# [Excerpted text]
====================
Supreme Court of New York, Second Department

August 23, 2017

Peggy Nestor, as successor administrator of the estate of Oleg Cassini, appellant,
v.
Putney Twombly Hall & Hirson, LLP, et al., respondents, et al., defendants. Index No. 601731/12

          Submitted - May 30, 2017

         D53204 H/afa

          Mary Ellen O'Brien, Garden City, NY, for appellant.

          Rivkin Radler, LLP, Uniondale, NY (Peter C. Contino, Cheryl F. Korman, Todd Belous, Merril S. Biscone, and Evan Krinick of counsel), for respondents.

          RUTH C. BALKIN, J.P. LEONARD B. AUSTIN SHERI S. ROMAN HECTOR D. LASALLE, JJ.

          DECISION & ORDER

         Appeal from an order of the Supreme Court, Nassau County (Jerome C. Murphy, J.), entered July 2, 2013. The order granted the motion of the defendants Putney Twombly Hall & Hirson, LLP, William M. Pollak, and Philip H. Kalban pursuant to CPLR 3211(a) to dismiss the complaint insofar as asserted against them.

         ORDERED that the order is affirmed, with costs.
====================
# [Data shown]
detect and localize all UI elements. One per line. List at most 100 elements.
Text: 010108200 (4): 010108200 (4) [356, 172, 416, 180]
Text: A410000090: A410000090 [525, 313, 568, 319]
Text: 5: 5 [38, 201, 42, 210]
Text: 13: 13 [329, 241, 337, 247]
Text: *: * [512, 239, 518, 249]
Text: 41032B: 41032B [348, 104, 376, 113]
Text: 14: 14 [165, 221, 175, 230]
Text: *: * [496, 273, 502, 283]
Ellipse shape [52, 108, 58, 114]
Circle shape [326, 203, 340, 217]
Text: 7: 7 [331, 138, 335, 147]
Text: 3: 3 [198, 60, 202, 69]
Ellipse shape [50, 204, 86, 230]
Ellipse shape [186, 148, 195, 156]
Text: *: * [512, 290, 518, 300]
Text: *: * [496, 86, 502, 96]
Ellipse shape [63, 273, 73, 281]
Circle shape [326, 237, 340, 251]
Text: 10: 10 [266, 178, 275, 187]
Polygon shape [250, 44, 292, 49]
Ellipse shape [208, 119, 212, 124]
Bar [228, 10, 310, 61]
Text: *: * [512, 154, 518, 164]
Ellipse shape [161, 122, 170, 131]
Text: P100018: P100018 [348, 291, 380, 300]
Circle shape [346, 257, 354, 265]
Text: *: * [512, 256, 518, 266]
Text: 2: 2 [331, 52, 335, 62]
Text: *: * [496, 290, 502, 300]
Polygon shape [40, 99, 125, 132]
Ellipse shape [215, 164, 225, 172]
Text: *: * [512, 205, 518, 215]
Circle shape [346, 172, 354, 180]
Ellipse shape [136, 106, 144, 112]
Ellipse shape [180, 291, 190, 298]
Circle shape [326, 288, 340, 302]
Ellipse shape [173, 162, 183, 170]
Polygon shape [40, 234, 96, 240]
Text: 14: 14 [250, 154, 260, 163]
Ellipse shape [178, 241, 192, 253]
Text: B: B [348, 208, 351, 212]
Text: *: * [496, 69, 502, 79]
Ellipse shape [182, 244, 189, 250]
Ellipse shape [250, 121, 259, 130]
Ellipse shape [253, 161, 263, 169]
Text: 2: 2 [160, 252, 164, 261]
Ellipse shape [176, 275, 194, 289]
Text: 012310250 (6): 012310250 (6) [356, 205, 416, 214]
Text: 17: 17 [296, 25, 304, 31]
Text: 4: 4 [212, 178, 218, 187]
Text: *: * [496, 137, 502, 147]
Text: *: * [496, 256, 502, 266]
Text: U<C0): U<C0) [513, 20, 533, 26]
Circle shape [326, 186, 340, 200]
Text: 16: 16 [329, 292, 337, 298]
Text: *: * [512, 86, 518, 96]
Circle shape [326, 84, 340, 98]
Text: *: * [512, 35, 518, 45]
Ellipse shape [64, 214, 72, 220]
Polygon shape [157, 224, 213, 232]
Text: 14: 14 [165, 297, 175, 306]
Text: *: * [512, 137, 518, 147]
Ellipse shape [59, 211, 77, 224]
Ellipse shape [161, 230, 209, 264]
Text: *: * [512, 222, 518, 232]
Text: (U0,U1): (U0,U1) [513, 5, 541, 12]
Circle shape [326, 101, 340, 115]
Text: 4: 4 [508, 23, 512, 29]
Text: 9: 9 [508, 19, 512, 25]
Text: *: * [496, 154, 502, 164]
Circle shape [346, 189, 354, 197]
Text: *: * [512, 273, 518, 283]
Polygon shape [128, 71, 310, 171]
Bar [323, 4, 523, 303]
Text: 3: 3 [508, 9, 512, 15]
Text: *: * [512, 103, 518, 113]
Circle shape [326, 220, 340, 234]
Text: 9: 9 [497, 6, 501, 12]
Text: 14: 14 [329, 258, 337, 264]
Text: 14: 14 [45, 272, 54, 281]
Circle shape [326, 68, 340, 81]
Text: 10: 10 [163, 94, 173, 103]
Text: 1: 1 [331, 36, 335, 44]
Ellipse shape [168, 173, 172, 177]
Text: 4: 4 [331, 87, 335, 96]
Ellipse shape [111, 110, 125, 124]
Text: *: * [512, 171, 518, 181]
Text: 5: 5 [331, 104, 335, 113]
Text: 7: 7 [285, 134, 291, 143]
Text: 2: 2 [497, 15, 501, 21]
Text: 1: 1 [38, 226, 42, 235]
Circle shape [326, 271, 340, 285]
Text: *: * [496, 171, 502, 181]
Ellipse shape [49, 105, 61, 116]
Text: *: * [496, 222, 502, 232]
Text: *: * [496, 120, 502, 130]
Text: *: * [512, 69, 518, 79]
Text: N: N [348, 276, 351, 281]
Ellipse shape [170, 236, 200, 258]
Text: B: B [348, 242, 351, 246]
====================
# [Exercises to complete]
1) In the court decision excerpt, on what date was the order of the Supreme Court, Nassau County entered?
2) Using the court decision excerpt, substitute "reversed" for "affirmed" and write out the passage starting with "D53204 H/afa" and going on through "affirmed, with costs.".
3) List every attorney the court decision excerpt names as "of counsel" for the respondents.

# [Results of the exercise]
1) July 2, 2013.

2)
D53204 H/afa

          Mary Ellen O'Brien, Garden City, NY, for appellant.

          Rivkin Radler, LLP, Uniondale, NY (Peter C. Contino, Cheryl F. Korman, Todd Belous, Merril S. Biscone, and Evan Krinick of counsel), for respondents.

          RUTH C. BALKIN, J.P. LEONARD B. AUSTIN SHERI S. ROMAN HECTOR D. LASALLE, JJ.

          DECISION & ORDER

         Appeal from an order of the Supreme Court, Nassau County (Jerome C. Murphy, J.), entered July 2, 2013. The order granted the motion of the defendants Putney Twombly Hall & Hirson, LLP, William M. Pollak, and Philip H. Kalban pursuant to CPLR 3211(a) to dismiss the complaint insofar as asserted against them.

         ORDERED that the order is reversed, with costs.

3) Peter C. Contino, Cheryl F. Korman, Todd Belous, Merril S. Biscone, Evan Krinick